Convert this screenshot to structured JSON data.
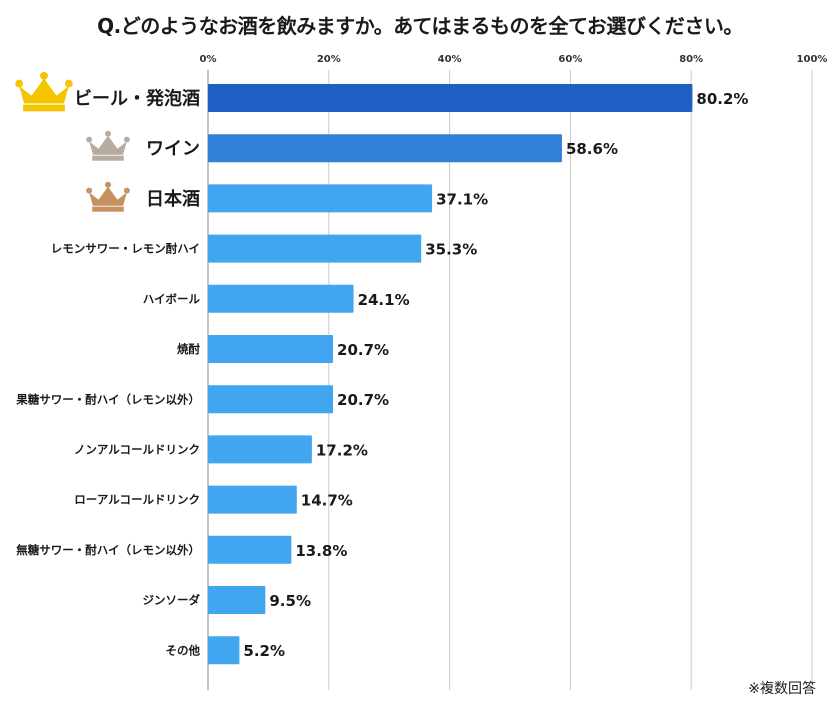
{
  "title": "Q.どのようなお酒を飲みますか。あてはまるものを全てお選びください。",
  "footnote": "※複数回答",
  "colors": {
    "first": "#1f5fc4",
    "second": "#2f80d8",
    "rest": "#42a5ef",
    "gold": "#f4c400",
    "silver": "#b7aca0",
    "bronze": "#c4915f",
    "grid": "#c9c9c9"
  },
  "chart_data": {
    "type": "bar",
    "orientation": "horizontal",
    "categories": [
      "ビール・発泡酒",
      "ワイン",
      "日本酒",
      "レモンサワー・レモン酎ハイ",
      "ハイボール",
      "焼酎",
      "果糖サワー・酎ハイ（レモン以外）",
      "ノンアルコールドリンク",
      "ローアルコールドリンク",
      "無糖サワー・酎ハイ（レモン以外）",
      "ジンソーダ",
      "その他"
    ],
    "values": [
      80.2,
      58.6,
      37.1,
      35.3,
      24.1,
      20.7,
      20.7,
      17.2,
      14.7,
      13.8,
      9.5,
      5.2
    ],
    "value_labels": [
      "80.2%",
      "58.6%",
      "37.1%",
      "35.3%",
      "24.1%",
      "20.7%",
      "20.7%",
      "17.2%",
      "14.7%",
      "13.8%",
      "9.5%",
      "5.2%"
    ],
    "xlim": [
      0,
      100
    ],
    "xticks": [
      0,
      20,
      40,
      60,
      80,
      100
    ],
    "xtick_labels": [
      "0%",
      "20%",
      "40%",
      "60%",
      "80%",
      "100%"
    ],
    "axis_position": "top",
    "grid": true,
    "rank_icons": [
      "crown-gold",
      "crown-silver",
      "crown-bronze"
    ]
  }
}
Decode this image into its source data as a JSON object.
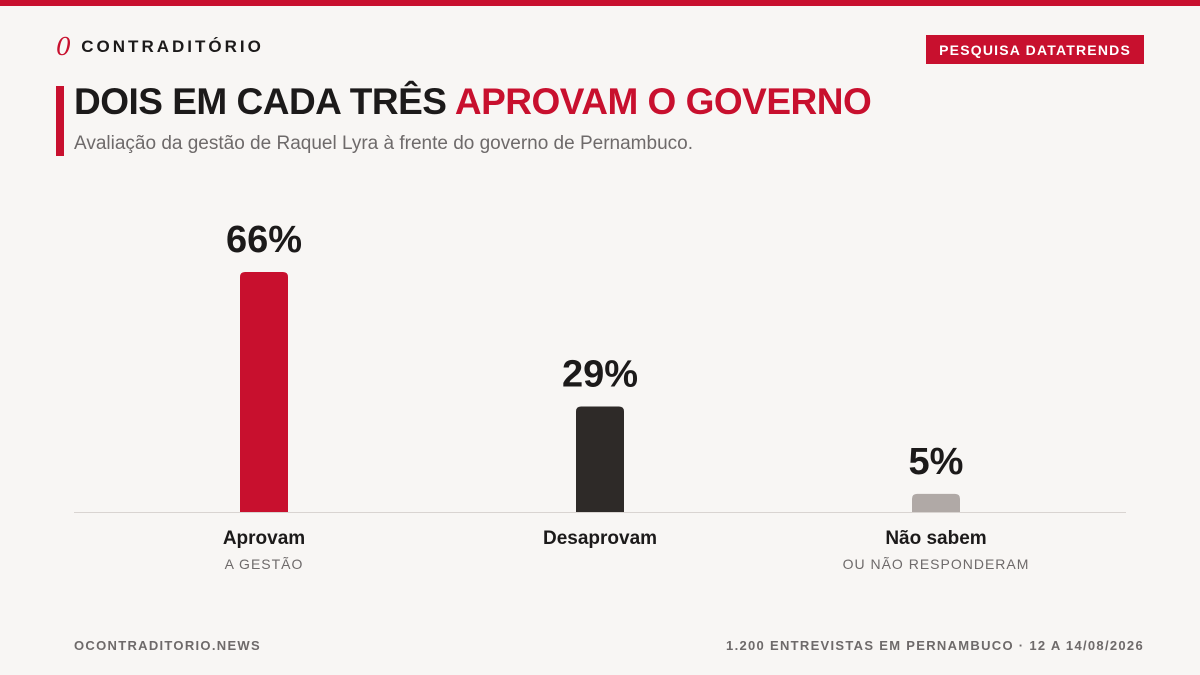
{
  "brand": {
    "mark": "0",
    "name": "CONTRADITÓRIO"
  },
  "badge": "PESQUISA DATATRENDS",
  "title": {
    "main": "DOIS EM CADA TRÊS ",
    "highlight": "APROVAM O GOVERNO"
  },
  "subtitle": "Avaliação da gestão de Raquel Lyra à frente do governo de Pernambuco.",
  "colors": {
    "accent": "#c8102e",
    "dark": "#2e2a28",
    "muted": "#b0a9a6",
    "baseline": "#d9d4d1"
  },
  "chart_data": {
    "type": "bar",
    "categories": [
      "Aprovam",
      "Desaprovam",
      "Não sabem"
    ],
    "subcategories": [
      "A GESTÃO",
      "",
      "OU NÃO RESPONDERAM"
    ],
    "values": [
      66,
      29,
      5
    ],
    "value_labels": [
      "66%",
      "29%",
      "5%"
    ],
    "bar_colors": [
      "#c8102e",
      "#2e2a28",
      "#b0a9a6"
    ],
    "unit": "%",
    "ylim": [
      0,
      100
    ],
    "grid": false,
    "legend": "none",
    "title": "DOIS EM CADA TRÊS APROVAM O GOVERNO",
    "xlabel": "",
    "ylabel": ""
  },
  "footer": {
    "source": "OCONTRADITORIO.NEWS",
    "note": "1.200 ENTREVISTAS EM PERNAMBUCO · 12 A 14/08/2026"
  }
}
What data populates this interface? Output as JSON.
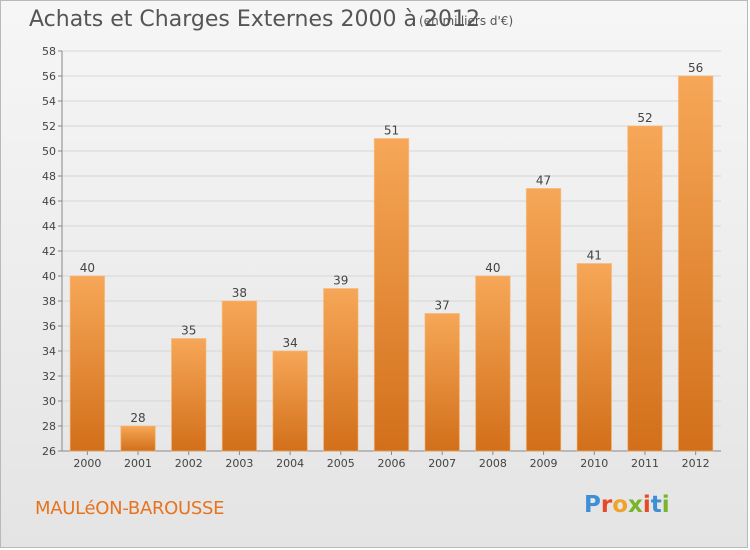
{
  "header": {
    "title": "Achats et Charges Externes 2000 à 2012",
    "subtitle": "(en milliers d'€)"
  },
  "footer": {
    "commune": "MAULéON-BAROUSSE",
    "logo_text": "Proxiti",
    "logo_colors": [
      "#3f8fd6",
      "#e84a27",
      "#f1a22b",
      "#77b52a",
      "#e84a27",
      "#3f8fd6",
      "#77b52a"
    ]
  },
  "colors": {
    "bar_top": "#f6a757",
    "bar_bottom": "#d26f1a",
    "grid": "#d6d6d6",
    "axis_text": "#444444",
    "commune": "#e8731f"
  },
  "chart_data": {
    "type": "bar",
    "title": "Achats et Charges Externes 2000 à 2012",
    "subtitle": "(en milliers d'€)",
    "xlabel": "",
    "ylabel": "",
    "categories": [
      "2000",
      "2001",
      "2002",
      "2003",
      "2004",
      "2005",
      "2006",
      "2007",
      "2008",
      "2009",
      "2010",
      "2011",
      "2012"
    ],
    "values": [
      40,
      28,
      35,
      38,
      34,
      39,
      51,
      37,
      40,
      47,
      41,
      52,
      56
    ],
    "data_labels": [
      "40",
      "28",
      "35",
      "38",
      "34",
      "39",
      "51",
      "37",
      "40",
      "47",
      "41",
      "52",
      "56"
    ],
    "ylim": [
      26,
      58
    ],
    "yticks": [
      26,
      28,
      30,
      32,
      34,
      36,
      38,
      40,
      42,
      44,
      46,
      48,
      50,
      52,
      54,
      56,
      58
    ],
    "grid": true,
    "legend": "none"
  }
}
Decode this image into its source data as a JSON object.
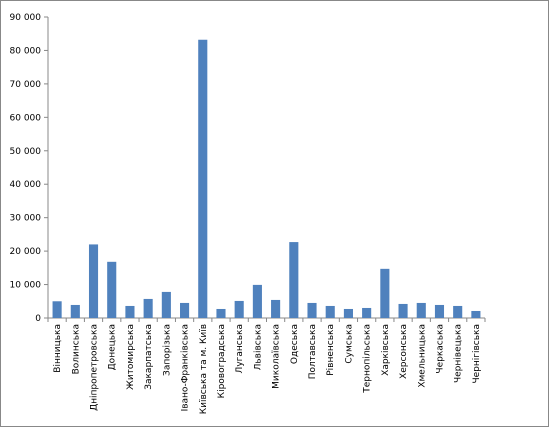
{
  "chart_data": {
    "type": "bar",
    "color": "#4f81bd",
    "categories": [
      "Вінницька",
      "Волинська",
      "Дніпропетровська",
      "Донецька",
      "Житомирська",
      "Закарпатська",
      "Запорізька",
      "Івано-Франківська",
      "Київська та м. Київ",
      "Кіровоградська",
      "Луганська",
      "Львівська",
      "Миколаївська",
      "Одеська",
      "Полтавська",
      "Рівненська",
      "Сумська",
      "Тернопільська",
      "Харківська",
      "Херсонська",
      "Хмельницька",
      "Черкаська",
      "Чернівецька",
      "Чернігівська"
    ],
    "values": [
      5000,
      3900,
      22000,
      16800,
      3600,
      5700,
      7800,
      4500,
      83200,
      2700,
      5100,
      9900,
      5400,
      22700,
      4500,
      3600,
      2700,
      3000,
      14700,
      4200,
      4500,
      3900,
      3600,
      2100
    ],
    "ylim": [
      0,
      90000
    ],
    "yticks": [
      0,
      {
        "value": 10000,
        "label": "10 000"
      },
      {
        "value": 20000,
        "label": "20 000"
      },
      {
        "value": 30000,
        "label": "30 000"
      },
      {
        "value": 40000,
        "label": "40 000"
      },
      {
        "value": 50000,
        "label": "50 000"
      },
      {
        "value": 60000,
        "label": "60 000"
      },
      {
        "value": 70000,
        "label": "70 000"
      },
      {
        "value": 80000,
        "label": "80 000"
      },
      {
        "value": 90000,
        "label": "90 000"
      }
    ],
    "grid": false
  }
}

------------

EXERCISE TASK |
Copy the listing exactly. Any image in it stays out of the copy.

SOLVED EXERCISE |
Convert this screenshot to structured JSON data.
{
  "title": "Q.どのようなお酒を飲みますか。あてはまるものを全てお選びください。",
  "footnote": "※複数回答",
  "colors": {
    "first": "#1f5fc4",
    "second": "#2f80d8",
    "rest": "#42a5ef",
    "gold": "#f4c400",
    "silver": "#b7aca0",
    "bronze": "#c4915f",
    "grid": "#c9c9c9"
  },
  "chart_data": {
    "type": "bar",
    "orientation": "horizontal",
    "categories": [
      "ビール・発泡酒",
      "ワイン",
      "日本酒",
      "レモンサワー・レモン酎ハイ",
      "ハイボール",
      "焼酎",
      "果糖サワー・酎ハイ（レモン以外）",
      "ノンアルコールドリンク",
      "ローアルコールドリンク",
      "無糖サワー・酎ハイ（レモン以外）",
      "ジンソーダ",
      "その他"
    ],
    "values": [
      80.2,
      58.6,
      37.1,
      35.3,
      24.1,
      20.7,
      20.7,
      17.2,
      14.7,
      13.8,
      9.5,
      5.2
    ],
    "value_labels": [
      "80.2%",
      "58.6%",
      "37.1%",
      "35.3%",
      "24.1%",
      "20.7%",
      "20.7%",
      "17.2%",
      "14.7%",
      "13.8%",
      "9.5%",
      "5.2%"
    ],
    "xlim": [
      0,
      100
    ],
    "xticks": [
      0,
      20,
      40,
      60,
      80,
      100
    ],
    "xtick_labels": [
      "0%",
      "20%",
      "40%",
      "60%",
      "80%",
      "100%"
    ],
    "axis_position": "top",
    "grid": true,
    "rank_icons": [
      "crown-gold",
      "crown-silver",
      "crown-bronze"
    ]
  }
}
Decode this image into its source data as a JSON object.
{
  "brand": {
    "mark": "0",
    "name": "CONTRADITÓRIO"
  },
  "badge": "PESQUISA DATATRENDS",
  "title": {
    "main": "DOIS EM CADA TRÊS ",
    "highlight": "APROVAM O GOVERNO"
  },
  "subtitle": "Avaliação da gestão de Raquel Lyra à frente do governo de Pernambuco.",
  "colors": {
    "accent": "#c8102e",
    "dark": "#2e2a28",
    "muted": "#b0a9a6",
    "baseline": "#d9d4d1"
  },
  "chart_data": {
    "type": "bar",
    "categories": [
      "Aprovam",
      "Desaprovam",
      "Não sabem"
    ],
    "subcategories": [
      "A GESTÃO",
      "",
      "OU NÃO RESPONDERAM"
    ],
    "values": [
      66,
      29,
      5
    ],
    "value_labels": [
      "66%",
      "29%",
      "5%"
    ],
    "bar_colors": [
      "#c8102e",
      "#2e2a28",
      "#b0a9a6"
    ],
    "unit": "%",
    "ylim": [
      0,
      100
    ],
    "grid": false,
    "legend": "none",
    "title": "DOIS EM CADA TRÊS APROVAM O GOVERNO",
    "xlabel": "",
    "ylabel": ""
  },
  "footer": {
    "source": "OCONTRADITORIO.NEWS",
    "note": "1.200 ENTREVISTAS EM PERNAMBUCO · 12 A 14/08/2026"
  }
}
What data populates this interface? Output as JSON.
{
  "header": {
    "title": "Achats et Charges Externes 2000 à 2012",
    "subtitle": "(en milliers d'€)"
  },
  "footer": {
    "commune": "MAULéON-BAROUSSE",
    "logo_text": "Proxiti",
    "logo_colors": [
      "#3f8fd6",
      "#e84a27",
      "#f1a22b",
      "#77b52a",
      "#e84a27",
      "#3f8fd6",
      "#77b52a"
    ]
  },
  "colors": {
    "bar_top": "#f6a757",
    "bar_bottom": "#d26f1a",
    "grid": "#d6d6d6",
    "axis_text": "#444444",
    "commune": "#e8731f"
  },
  "chart_data": {
    "type": "bar",
    "title": "Achats et Charges Externes 2000 à 2012",
    "subtitle": "(en milliers d'€)",
    "xlabel": "",
    "ylabel": "",
    "categories": [
      "2000",
      "2001",
      "2002",
      "2003",
      "2004",
      "2005",
      "2006",
      "2007",
      "2008",
      "2009",
      "2010",
      "2011",
      "2012"
    ],
    "values": [
      40,
      28,
      35,
      38,
      34,
      39,
      51,
      37,
      40,
      47,
      41,
      52,
      56
    ],
    "data_labels": [
      "40",
      "28",
      "35",
      "38",
      "34",
      "39",
      "51",
      "37",
      "40",
      "47",
      "41",
      "52",
      "56"
    ],
    "ylim": [
      26,
      58
    ],
    "yticks": [
      26,
      28,
      30,
      32,
      34,
      36,
      38,
      40,
      42,
      44,
      46,
      48,
      50,
      52,
      54,
      56,
      58
    ],
    "grid": true,
    "legend": "none"
  }
}
Decode this image into its source data as a JSON object.
{
  "chart_data": {
    "type": "bar",
    "color": "#4f81bd",
    "categories": [
      "Вінницька",
      "Волинська",
      "Дніпропетровська",
      "Донецька",
      "Житомирська",
      "Закарпатська",
      "Запорізька",
      "Івано-Франківська",
      "Київська та м. Київ",
      "Кіровоградська",
      "Луганська",
      "Львівська",
      "Миколаївська",
      "Одеська",
      "Полтавська",
      "Рівненська",
      "Сумська",
      "Тернопільська",
      "Харківська",
      "Херсонська",
      "Хмельницька",
      "Черкаська",
      "Чернівецька",
      "Чернігівська"
    ],
    "values": [
      5000,
      3900,
      22000,
      16800,
      3600,
      5700,
      7800,
      4500,
      83200,
      2700,
      5100,
      9900,
      5400,
      22700,
      4500,
      3600,
      2700,
      3000,
      14700,
      4200,
      4500,
      3900,
      3600,
      2100
    ],
    "ylim": [
      0,
      90000
    ],
    "yticks": [
      0,
      {
        "value": 10000,
        "label": "10 000"
      },
      {
        "value": 20000,
        "label": "20 000"
      },
      {
        "value": 30000,
        "label": "30 000"
      },
      {
        "value": 40000,
        "label": "40 000"
      },
      {
        "value": 50000,
        "label": "50 000"
      },
      {
        "value": 60000,
        "label": "60 000"
      },
      {
        "value": 70000,
        "label": "70 000"
      },
      {
        "value": 80000,
        "label": "80 000"
      },
      {
        "value": 90000,
        "label": "90 000"
      }
    ],
    "grid": false
  }
}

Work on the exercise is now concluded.